:: Rows ::
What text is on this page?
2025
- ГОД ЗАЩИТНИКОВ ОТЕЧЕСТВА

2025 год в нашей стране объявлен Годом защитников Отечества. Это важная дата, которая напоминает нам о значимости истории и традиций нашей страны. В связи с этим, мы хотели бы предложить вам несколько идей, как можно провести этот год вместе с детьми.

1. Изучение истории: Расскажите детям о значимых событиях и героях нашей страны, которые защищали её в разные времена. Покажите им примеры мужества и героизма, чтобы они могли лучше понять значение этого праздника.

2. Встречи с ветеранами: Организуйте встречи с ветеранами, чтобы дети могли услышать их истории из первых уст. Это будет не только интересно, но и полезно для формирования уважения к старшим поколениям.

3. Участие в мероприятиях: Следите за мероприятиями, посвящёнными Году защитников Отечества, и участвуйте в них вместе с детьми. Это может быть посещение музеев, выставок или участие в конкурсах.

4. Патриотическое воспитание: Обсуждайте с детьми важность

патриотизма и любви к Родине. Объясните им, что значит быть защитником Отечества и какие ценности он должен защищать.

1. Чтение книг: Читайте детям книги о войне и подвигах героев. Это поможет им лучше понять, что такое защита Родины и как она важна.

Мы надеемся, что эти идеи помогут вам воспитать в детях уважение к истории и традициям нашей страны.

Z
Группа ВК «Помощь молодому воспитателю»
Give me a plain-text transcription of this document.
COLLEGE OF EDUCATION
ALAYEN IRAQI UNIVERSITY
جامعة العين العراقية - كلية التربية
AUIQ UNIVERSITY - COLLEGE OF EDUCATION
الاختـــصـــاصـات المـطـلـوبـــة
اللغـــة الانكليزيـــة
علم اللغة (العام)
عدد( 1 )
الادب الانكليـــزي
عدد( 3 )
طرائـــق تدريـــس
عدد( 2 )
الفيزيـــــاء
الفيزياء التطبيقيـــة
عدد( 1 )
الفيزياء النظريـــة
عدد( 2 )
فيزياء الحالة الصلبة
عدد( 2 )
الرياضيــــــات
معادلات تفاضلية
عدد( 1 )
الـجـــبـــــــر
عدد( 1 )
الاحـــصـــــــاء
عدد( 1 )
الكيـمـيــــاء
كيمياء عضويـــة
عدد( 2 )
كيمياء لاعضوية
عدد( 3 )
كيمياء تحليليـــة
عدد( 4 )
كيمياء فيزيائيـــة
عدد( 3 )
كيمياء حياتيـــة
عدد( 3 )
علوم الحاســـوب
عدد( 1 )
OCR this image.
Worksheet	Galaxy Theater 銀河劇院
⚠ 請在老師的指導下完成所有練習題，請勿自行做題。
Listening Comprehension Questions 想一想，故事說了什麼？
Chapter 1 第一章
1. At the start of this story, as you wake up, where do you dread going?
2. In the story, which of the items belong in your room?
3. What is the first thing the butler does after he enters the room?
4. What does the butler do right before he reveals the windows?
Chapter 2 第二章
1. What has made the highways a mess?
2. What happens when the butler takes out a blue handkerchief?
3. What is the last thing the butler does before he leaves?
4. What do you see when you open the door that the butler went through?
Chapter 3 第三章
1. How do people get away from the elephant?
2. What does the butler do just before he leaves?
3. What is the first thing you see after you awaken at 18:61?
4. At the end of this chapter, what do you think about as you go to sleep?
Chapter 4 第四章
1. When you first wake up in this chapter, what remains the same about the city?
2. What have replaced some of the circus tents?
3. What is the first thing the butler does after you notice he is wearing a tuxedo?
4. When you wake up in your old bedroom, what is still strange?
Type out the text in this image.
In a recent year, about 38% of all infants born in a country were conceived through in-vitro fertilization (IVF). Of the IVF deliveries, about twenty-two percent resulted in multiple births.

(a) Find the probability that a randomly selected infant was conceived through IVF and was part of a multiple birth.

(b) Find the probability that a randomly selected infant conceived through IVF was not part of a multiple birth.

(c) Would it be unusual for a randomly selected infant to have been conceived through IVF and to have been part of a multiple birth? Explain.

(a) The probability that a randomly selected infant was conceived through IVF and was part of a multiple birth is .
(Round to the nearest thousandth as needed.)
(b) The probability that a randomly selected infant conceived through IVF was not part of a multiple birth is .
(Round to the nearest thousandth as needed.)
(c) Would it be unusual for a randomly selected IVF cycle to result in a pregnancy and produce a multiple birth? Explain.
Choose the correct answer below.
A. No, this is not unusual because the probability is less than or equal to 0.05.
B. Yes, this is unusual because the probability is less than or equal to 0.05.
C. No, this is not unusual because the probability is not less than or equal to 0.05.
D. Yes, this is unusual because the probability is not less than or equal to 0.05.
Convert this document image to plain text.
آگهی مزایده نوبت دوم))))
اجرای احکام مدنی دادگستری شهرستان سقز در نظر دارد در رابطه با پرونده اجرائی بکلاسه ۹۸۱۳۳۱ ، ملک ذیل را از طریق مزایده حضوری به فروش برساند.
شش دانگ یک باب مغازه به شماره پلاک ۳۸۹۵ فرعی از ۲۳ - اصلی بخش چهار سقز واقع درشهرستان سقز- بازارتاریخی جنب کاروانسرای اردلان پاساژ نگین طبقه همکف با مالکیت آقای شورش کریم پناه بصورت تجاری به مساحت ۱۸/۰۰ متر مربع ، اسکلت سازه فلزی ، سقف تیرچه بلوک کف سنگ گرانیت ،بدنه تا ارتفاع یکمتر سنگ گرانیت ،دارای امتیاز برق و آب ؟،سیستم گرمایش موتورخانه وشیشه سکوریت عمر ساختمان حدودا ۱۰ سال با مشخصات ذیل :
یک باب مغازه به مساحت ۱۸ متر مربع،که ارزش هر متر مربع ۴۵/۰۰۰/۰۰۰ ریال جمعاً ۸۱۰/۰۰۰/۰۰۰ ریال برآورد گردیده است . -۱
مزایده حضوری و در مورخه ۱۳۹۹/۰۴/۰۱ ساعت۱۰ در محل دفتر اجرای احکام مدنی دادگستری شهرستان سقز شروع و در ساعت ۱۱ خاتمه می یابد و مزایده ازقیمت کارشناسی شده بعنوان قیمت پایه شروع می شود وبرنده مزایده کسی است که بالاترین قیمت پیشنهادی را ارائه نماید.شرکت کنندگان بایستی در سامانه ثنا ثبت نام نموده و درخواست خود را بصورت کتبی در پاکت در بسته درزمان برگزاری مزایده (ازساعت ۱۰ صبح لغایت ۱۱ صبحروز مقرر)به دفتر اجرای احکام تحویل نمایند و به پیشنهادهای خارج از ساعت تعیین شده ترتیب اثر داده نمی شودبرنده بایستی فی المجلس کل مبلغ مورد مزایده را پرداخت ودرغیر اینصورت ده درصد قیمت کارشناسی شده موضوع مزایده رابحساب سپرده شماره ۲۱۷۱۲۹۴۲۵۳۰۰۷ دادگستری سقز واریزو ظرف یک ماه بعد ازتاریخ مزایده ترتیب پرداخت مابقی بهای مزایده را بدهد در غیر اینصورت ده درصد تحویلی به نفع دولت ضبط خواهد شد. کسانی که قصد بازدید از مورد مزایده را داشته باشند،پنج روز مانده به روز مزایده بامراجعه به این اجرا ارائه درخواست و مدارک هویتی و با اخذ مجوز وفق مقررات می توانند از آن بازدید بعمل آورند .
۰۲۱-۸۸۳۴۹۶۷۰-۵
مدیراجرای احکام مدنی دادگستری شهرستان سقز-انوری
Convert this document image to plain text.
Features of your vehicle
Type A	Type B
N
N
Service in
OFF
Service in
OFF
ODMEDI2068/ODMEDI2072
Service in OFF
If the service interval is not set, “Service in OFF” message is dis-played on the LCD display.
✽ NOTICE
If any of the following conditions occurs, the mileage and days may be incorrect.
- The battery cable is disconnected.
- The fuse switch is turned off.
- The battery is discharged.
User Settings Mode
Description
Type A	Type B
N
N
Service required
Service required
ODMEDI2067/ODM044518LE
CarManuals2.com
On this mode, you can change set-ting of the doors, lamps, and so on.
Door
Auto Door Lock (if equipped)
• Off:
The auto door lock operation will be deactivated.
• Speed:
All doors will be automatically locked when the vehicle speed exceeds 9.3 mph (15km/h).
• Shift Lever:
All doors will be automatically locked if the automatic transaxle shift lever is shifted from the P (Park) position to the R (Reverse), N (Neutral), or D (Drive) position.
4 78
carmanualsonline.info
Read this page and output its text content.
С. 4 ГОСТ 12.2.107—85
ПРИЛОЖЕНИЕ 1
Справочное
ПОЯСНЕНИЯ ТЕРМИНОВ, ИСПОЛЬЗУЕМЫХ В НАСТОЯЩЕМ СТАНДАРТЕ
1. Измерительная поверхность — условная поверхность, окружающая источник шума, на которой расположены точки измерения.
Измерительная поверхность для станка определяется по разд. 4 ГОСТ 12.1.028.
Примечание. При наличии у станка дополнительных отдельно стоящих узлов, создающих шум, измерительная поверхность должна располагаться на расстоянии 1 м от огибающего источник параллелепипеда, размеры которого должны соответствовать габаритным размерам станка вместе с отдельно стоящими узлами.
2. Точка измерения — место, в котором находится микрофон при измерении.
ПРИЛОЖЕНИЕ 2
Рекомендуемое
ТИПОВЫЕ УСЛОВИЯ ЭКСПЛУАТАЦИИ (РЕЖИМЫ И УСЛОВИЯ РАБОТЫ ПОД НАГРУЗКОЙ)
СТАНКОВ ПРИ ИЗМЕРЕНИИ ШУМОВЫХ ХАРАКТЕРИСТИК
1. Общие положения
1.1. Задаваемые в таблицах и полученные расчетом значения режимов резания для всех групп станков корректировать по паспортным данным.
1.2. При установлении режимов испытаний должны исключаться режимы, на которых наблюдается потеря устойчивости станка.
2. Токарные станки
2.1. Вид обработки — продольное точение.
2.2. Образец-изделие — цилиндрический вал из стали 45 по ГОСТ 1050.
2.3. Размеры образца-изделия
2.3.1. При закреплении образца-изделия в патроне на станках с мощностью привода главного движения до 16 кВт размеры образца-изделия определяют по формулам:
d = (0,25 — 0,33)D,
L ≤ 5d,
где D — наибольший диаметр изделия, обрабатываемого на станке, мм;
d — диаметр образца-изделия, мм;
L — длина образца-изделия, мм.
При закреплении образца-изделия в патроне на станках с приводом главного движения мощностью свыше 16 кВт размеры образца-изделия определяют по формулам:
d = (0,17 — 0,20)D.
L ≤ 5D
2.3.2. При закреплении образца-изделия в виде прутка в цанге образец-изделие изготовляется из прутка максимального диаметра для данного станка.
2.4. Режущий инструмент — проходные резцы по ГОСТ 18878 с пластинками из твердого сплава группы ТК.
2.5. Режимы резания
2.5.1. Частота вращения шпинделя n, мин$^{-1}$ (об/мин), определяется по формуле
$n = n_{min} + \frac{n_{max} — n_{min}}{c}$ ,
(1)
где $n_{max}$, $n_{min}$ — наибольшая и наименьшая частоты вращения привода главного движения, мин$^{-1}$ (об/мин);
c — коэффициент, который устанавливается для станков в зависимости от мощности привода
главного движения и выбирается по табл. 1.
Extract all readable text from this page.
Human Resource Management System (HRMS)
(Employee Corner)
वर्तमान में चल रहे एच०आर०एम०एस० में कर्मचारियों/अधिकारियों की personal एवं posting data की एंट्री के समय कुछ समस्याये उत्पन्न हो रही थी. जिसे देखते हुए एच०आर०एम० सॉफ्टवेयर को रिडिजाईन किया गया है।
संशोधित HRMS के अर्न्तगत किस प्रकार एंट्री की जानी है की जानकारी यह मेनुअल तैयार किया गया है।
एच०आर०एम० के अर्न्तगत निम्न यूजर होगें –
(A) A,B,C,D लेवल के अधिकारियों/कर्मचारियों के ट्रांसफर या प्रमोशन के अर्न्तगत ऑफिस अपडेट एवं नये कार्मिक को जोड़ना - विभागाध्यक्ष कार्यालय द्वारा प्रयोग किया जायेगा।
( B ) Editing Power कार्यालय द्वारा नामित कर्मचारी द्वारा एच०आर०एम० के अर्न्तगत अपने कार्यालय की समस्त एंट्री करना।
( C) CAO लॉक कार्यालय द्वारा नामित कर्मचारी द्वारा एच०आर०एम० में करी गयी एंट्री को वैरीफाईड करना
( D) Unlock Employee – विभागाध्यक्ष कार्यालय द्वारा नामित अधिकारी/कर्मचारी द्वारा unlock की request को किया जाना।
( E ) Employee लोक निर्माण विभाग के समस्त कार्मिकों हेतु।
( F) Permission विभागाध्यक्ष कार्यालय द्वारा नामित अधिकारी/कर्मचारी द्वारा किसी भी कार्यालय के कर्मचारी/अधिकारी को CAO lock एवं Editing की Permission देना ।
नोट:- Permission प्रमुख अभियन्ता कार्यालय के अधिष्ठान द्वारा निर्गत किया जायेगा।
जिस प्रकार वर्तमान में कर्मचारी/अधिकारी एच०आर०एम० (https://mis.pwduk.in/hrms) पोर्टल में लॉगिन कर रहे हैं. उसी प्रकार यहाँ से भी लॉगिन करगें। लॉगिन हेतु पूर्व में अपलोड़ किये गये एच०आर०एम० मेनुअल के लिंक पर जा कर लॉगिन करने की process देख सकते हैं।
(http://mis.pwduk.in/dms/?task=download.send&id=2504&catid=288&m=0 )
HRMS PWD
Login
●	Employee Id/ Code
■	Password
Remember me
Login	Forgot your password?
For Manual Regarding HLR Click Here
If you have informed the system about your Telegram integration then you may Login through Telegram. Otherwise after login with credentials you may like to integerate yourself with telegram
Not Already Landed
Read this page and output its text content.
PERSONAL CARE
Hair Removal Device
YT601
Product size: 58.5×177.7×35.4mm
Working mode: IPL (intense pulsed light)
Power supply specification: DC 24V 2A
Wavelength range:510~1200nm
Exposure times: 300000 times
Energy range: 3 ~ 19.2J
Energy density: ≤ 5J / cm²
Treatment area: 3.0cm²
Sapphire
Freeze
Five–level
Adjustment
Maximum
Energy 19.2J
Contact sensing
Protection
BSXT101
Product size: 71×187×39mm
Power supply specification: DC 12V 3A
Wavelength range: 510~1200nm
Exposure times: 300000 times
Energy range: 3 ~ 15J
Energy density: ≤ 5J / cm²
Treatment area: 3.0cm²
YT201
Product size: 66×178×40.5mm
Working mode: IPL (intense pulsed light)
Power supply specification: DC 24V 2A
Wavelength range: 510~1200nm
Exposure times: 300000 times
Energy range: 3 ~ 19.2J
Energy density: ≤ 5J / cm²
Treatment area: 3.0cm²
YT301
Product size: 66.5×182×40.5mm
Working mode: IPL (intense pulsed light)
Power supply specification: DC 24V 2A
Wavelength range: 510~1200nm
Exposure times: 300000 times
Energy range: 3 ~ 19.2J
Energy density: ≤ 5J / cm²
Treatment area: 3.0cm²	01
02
:::
### Do this
Pull every line containing "مساحت" out of the data above.

### Output
شش دانگ یک باب مغازه به شماره پلاک ۳۸۹۵ فرعی از ۲۳ - اصلی بخش چهار سقز واقع درشهرستان سقز- بازارتاریخی جنب کاروانسرای اردلان پاساژ نگین طبقه همکف با مالکیت آقای شورش کریم پناه بصورت تجاری به مساحت ۱۸/۰۰ متر مربع ، اسکلت سازه فلزی ، سقف تیرچه بلوک کف سنگ گرانیت ،بدنه تا ارتفاع یکمتر سنگ گرانیت ،دارای امتیاز برق و آب ؟،سیستم گرمایش موتورخانه وشیشه سکوریت عمر ساختمان حدودا ۱۰ سال با مشخصات ذیل :
یک باب مغازه به مساحت ۱۸ متر مربع،که ارزش هر متر مربع ۴۵/۰۰۰/۰۰۰ ریال جمعاً ۸۱۰/۰۰۰/۰۰۰ ریال برآورد گردیده است . -۱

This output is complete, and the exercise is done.